### Task description
Give back the entire listing verbatim.

### Material
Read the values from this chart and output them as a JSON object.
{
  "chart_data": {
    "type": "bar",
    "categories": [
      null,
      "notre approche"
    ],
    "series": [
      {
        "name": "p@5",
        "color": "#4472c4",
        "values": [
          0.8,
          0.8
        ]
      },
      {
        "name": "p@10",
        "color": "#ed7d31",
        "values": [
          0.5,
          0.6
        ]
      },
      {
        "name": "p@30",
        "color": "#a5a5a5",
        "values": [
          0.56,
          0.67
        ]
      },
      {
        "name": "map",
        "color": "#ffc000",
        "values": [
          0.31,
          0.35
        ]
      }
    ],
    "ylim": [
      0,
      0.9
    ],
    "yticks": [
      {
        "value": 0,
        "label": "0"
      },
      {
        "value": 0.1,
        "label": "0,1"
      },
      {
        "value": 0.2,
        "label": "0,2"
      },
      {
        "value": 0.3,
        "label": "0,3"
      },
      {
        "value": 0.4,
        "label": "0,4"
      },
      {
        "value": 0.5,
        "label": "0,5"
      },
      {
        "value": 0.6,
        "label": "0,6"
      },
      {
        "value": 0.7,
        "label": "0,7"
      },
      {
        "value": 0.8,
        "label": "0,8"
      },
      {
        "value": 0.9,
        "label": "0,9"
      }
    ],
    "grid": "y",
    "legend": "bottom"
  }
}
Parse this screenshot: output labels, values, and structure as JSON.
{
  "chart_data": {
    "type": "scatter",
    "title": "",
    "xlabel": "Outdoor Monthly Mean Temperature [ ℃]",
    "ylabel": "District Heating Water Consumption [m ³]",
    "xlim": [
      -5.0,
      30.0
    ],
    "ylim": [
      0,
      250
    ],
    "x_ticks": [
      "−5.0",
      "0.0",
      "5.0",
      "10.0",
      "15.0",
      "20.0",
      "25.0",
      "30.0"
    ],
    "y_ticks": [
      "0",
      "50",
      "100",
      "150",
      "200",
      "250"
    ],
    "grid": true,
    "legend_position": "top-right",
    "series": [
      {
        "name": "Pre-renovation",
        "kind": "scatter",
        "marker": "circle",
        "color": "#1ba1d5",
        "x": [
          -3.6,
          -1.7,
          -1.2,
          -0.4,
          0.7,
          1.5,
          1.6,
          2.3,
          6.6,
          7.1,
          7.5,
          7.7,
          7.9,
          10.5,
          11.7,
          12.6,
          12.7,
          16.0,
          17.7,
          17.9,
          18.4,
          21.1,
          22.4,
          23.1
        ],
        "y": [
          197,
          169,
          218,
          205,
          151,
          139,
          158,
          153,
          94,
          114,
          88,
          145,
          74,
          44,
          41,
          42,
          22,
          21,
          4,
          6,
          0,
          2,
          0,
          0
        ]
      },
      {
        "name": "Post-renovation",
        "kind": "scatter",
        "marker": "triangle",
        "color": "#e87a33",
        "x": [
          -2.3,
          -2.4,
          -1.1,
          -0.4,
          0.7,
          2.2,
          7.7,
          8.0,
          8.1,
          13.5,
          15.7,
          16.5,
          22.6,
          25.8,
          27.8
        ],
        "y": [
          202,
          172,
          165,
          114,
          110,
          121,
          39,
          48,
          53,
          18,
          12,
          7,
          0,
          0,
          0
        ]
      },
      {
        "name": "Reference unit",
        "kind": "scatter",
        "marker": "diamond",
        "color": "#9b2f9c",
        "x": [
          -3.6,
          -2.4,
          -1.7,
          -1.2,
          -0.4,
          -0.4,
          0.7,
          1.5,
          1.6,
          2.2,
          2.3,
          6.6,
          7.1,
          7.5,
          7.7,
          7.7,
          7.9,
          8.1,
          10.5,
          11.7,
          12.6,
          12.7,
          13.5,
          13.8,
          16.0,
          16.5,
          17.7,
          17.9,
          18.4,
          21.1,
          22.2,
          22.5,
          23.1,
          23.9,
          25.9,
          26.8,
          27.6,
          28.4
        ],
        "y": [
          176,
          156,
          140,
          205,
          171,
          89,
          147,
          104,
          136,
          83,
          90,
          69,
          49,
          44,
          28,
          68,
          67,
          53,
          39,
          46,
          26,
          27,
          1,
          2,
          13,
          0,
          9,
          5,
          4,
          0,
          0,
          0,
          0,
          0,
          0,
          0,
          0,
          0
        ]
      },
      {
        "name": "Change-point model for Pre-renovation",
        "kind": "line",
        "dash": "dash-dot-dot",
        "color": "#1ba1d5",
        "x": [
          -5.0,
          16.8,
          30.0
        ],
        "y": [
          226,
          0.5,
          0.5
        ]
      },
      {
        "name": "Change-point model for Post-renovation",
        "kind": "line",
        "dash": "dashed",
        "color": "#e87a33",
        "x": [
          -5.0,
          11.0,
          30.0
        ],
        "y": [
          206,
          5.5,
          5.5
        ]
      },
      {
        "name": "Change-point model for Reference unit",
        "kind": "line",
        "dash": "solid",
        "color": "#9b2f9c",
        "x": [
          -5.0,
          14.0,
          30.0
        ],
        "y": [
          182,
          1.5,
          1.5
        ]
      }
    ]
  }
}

### Result
Read the values from this chart and output them as a JSON object.
{
  "chart_data": {
    "type": "bar",
    "categories": [
      null,
      "notre approche"
    ],
    "series": [
      {
        "name": "p@5",
        "color": "#4472c4",
        "values": [
          0.8,
          0.8
        ]
      },
      {
        "name": "p@10",
        "color": "#ed7d31",
        "values": [
          0.5,
          0.6
        ]
      },
      {
        "name": "p@30",
        "color": "#a5a5a5",
        "values": [
          0.56,
          0.67
        ]
      },
      {
        "name": "map",
        "color": "#ffc000",
        "values": [
          0.31,
          0.35
        ]
      }
    ],
    "ylim": [
      0,
      0.9
    ],
    "yticks": [
      {
        "value": 0,
        "label": "0"
      },
      {
        "value": 0.1,
        "label": "0,1"
      },
      {
        "value": 0.2,
        "label": "0,2"
      },
      {
        "value": 0.3,
        "label": "0,3"
      },
      {
        "value": 0.4,
        "label": "0,4"
      },
      {
        "value": 0.5,
        "label": "0,5"
      },
      {
        "value": 0.6,
        "label": "0,6"
      },
      {
        "value": 0.7,
        "label": "0,7"
      },
      {
        "value": 0.8,
        "label": "0,8"
      },
      {
        "value": 0.9,
        "label": "0,9"
      }
    ],
    "grid": "y",
    "legend": "bottom"
  }
}
Parse this screenshot: output labels, values, and structure as JSON.
{
  "chart_data": {
    "type": "scatter",
    "title": "",
    "xlabel": "Outdoor Monthly Mean Temperature [ ℃]",
    "ylabel": "District Heating Water Consumption [m ³]",
    "xlim": [
      -5.0,
      30.0
    ],
    "ylim": [
      0,
      250
    ],
    "x_ticks": [
      "−5.0",
      "0.0",
      "5.0",
      "10.0",
      "15.0",
      "20.0",
      "25.0",
      "30.0"
    ],
    "y_ticks": [
      "0",
      "50",
      "100",
      "150",
      "200",
      "250"
    ],
    "grid": true,
    "legend_position": "top-right",
    "series": [
      {
        "name": "Pre-renovation",
        "kind": "scatter",
        "marker": "circle",
        "color": "#1ba1d5",
        "x": [
          -3.6,
          -1.7,
          -1.2,
          -0.4,
          0.7,
          1.5,
          1.6,
          2.3,
          6.6,
          7.1,
          7.5,
          7.7,
          7.9,
          10.5,
          11.7,
          12.6,
          12.7,
          16.0,
          17.7,
          17.9,
          18.4,
          21.1,
          22.4,
          23.1
        ],
        "y": [
          197,
          169,
          218,
          205,
          151,
          139,
          158,
          153,
          94,
          114,
          88,
          145,
          74,
          44,
          41,
          42,
          22,
          21,
          4,
          6,
          0,
          2,
          0,
          0
        ]
      },
      {
        "name": "Post-renovation",
        "kind": "scatter",
        "marker": "triangle",
        "color": "#e87a33",
        "x": [
          -2.3,
          -2.4,
          -1.1,
          -0.4,
          0.7,
          2.2,
          7.7,
          8.0,
          8.1,
          13.5,
          15.7,
          16.5,
          22.6,
          25.8,
          27.8
        ],
        "y": [
          202,
          172,
          165,
          114,
          110,
          121,
          39,
          48,
          53,
          18,
          12,
          7,
          0,
          0,
          0
        ]
      },
      {
        "name": "Reference unit",
        "kind": "scatter",
        "marker": "diamond",
        "color": "#9b2f9c",
        "x": [
          -3.6,
          -2.4,
          -1.7,
          -1.2,
          -0.4,
          -0.4,
          0.7,
          1.5,
          1.6,
          2.2,
          2.3,
          6.6,
          7.1,
          7.5,
          7.7,
          7.7,
          7.9,
          8.1,
          10.5,
          11.7,
          12.6,
          12.7,
          13.5,
          13.8,
          16.0,
          16.5,
          17.7,
          17.9,
          18.4,
          21.1,
          22.2,
          22.5,
          23.1,
          23.9,
          25.9,
          26.8,
          27.6,
          28.4
        ],
        "y": [
          176,
          156,
          140,
          205,
          171,
          89,
          147,
          104,
          136,
          83,
          90,
          69,
          49,
          44,
          28,
          68,
          67,
          53,
          39,
          46,
          26,
          27,
          1,
          2,
          13,
          0,
          9,
          5,
          4,
          0,
          0,
          0,
          0,
          0,
          0,
          0,
          0,
          0
        ]
      },
      {
        "name": "Change-point model for Pre-renovation",
        "kind": "line",
        "dash": "dash-dot-dot",
        "color": "#1ba1d5",
        "x": [
          -5.0,
          16.8,
          30.0
        ],
        "y": [
          226,
          0.5,
          0.5
        ]
      },
      {
        "name": "Change-point model for Post-renovation",
        "kind": "line",
        "dash": "dashed",
        "color": "#e87a33",
        "x": [
          -5.0,
          11.0,
          30.0
        ],
        "y": [
          206,
          5.5,
          5.5
        ]
      },
      {
        "name": "Change-point model for Reference unit",
        "kind": "line",
        "dash": "solid",
        "color": "#9b2f9c",
        "x": [
          -5.0,
          14.0,
          30.0
        ],
        "y": [
          182,
          1.5,
          1.5
        ]
      }
    ]
  }
}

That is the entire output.